**Written instruction:** Find and return each line containing "Transformations".

--- Begin Records to use ---

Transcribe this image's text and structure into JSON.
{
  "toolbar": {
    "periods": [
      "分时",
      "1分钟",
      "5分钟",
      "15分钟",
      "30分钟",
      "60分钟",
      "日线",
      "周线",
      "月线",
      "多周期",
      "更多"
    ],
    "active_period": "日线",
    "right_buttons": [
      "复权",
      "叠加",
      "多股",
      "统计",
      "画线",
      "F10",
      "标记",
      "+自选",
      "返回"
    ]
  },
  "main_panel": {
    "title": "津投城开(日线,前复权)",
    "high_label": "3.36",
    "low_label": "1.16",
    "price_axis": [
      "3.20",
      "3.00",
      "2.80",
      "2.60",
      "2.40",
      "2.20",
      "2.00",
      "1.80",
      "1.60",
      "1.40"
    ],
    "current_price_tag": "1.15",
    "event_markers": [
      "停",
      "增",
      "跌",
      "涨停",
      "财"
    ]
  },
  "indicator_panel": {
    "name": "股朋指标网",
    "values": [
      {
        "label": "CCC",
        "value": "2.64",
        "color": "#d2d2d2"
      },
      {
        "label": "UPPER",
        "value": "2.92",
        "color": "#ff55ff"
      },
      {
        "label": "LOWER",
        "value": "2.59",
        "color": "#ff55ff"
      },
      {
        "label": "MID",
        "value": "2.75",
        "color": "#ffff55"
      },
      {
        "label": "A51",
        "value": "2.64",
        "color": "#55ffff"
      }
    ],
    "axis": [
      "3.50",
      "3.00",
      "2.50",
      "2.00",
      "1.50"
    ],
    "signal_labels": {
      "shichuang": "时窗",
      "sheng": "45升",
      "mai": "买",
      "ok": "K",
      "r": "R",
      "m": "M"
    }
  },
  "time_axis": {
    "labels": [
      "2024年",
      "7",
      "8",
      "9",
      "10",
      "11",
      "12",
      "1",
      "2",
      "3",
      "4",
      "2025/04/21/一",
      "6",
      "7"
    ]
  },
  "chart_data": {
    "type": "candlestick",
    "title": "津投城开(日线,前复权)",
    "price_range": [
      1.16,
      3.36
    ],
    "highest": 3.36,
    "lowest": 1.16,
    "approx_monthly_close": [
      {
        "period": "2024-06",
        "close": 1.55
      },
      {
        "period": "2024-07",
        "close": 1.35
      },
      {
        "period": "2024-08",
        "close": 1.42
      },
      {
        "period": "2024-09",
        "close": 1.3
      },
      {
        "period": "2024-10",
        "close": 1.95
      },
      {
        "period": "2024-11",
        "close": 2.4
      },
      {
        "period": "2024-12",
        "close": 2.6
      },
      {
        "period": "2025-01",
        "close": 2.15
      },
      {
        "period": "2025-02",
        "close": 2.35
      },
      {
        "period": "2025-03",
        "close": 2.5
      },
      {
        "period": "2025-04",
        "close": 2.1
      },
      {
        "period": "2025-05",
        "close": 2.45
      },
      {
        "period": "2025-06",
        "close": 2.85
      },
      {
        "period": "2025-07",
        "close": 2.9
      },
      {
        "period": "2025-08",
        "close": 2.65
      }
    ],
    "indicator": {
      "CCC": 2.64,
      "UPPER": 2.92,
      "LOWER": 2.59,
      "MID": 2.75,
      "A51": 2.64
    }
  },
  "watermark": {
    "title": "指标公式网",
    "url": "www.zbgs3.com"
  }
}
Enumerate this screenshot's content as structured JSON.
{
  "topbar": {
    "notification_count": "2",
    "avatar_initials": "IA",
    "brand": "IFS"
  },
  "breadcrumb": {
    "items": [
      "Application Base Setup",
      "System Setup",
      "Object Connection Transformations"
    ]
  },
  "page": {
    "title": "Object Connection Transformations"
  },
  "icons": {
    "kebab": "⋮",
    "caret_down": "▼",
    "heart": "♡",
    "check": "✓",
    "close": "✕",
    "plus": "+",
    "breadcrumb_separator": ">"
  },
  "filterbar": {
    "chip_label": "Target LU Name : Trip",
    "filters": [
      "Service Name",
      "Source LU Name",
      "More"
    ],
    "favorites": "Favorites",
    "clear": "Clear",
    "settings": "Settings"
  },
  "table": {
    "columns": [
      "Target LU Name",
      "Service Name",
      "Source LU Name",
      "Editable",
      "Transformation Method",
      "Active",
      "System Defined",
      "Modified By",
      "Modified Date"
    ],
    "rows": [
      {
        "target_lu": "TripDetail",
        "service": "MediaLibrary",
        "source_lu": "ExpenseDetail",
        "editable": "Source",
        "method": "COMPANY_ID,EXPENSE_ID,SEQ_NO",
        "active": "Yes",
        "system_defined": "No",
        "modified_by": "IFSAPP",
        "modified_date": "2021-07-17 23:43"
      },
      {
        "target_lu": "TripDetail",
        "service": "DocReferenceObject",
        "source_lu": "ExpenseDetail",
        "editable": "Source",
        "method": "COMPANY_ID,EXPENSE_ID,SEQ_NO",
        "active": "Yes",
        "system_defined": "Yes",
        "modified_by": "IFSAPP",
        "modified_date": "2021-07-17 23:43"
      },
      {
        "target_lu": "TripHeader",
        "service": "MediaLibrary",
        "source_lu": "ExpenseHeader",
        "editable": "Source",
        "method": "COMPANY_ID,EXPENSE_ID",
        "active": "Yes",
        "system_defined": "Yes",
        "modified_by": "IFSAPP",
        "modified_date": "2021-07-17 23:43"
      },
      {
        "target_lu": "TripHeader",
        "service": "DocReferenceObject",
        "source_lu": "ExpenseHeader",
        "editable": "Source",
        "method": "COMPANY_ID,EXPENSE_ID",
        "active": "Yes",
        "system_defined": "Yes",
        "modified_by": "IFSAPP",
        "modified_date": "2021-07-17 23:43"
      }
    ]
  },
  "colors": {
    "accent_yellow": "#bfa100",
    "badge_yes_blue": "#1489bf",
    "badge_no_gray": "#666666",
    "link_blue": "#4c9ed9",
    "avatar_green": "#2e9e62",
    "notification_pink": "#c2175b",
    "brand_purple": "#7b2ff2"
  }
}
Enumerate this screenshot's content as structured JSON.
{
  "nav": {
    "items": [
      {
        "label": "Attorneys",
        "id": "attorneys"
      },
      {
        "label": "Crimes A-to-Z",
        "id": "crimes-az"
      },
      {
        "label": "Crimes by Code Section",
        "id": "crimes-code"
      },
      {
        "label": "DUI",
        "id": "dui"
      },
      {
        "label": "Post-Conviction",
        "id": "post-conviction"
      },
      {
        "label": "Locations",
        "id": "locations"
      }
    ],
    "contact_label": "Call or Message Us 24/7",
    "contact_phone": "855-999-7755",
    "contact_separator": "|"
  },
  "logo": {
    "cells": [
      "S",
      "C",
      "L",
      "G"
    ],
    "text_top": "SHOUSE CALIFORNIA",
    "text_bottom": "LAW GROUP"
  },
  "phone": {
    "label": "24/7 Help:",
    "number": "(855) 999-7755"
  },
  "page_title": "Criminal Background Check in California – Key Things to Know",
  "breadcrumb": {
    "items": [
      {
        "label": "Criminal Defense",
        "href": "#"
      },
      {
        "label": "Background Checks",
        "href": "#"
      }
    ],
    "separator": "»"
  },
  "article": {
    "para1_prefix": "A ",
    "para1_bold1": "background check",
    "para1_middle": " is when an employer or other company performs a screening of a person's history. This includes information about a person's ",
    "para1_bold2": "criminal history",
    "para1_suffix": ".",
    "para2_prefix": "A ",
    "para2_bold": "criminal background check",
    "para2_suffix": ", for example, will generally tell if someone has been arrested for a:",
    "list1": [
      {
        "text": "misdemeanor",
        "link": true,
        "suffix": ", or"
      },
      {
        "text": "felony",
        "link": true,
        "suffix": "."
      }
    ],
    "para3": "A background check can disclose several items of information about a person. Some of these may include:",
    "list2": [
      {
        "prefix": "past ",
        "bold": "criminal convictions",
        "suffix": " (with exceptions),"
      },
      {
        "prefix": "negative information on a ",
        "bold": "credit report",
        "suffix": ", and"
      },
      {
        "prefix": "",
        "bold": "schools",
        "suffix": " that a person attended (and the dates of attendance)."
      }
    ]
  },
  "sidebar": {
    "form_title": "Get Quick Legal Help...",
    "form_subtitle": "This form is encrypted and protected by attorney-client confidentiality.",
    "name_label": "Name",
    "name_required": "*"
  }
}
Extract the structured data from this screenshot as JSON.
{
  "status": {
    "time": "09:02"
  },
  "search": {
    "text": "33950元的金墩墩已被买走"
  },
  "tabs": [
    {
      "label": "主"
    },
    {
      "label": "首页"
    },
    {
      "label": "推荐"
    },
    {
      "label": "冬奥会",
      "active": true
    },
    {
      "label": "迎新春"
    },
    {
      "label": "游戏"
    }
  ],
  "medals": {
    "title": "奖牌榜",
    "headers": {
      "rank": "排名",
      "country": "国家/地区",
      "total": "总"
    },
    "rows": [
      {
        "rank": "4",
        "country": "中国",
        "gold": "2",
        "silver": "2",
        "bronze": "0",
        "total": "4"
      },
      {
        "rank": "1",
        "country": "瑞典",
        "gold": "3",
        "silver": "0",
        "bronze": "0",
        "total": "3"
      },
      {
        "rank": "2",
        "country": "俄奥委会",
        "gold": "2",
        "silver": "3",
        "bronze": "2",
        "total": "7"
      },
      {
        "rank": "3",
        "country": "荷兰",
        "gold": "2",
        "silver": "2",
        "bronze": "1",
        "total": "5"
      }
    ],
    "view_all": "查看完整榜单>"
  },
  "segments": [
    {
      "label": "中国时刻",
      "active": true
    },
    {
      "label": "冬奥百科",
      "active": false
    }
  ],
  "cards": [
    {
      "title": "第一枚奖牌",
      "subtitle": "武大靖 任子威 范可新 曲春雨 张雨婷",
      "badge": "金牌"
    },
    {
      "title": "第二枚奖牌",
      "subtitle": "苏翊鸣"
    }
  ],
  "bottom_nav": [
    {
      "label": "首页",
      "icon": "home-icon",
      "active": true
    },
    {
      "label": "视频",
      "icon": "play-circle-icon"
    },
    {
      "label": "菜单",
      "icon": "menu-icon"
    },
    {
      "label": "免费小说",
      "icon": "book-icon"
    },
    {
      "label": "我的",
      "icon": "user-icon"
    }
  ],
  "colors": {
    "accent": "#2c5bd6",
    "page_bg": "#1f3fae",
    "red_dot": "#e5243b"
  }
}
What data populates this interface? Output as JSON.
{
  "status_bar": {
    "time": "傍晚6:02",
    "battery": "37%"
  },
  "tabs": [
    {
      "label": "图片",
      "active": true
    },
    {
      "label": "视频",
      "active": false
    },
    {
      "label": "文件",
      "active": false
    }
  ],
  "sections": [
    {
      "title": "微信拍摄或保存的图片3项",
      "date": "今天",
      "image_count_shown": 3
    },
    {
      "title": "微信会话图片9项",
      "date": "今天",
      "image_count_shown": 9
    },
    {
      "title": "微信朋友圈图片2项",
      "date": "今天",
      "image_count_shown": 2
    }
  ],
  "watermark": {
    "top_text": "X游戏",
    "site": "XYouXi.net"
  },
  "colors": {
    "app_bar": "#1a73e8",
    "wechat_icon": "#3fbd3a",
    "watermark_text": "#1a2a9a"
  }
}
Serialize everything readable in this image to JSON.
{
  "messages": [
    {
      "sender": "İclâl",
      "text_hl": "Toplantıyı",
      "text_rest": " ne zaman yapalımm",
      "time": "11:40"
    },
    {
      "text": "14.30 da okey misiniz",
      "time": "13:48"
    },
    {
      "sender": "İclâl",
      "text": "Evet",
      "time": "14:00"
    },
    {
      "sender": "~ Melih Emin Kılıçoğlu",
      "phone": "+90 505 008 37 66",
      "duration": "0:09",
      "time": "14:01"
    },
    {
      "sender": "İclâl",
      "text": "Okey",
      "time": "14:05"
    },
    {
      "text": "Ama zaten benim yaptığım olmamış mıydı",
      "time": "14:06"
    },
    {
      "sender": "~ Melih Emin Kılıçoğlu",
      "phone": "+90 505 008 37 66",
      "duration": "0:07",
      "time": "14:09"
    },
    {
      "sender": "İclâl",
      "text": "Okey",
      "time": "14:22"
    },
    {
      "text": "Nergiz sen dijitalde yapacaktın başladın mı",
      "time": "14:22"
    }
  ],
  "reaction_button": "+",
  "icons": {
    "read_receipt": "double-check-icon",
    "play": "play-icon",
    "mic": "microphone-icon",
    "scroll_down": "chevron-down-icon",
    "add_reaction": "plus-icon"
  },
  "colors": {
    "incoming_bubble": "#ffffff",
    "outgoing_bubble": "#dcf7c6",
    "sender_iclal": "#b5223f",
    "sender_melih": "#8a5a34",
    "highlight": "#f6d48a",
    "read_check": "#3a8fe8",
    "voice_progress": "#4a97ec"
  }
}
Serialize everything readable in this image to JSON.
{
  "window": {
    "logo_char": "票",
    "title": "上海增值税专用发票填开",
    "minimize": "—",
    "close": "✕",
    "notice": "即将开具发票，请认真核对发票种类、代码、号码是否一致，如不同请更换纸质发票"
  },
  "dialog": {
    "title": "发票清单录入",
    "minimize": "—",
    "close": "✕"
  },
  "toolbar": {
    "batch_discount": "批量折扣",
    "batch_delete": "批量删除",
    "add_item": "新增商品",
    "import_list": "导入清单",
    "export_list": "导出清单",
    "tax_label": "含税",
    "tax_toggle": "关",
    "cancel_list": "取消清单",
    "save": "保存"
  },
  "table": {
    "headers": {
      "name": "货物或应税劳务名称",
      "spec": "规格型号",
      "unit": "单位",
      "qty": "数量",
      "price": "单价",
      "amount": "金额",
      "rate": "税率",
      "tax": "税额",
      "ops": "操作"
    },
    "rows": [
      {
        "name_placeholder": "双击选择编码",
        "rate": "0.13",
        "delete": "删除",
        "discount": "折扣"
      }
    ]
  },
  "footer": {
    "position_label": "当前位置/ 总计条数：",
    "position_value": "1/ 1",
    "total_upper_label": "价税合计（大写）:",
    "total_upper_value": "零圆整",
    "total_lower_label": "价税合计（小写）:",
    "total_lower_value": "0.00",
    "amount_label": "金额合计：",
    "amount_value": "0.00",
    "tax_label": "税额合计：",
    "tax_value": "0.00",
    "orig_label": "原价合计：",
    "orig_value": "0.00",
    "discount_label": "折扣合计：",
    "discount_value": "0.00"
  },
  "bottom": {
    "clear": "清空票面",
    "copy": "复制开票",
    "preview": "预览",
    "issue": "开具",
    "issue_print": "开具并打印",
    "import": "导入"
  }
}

--- End Records to use ---

**Exercise solution:**
      "Object Connection Transformations"
    "title": "Object Connection Transformations"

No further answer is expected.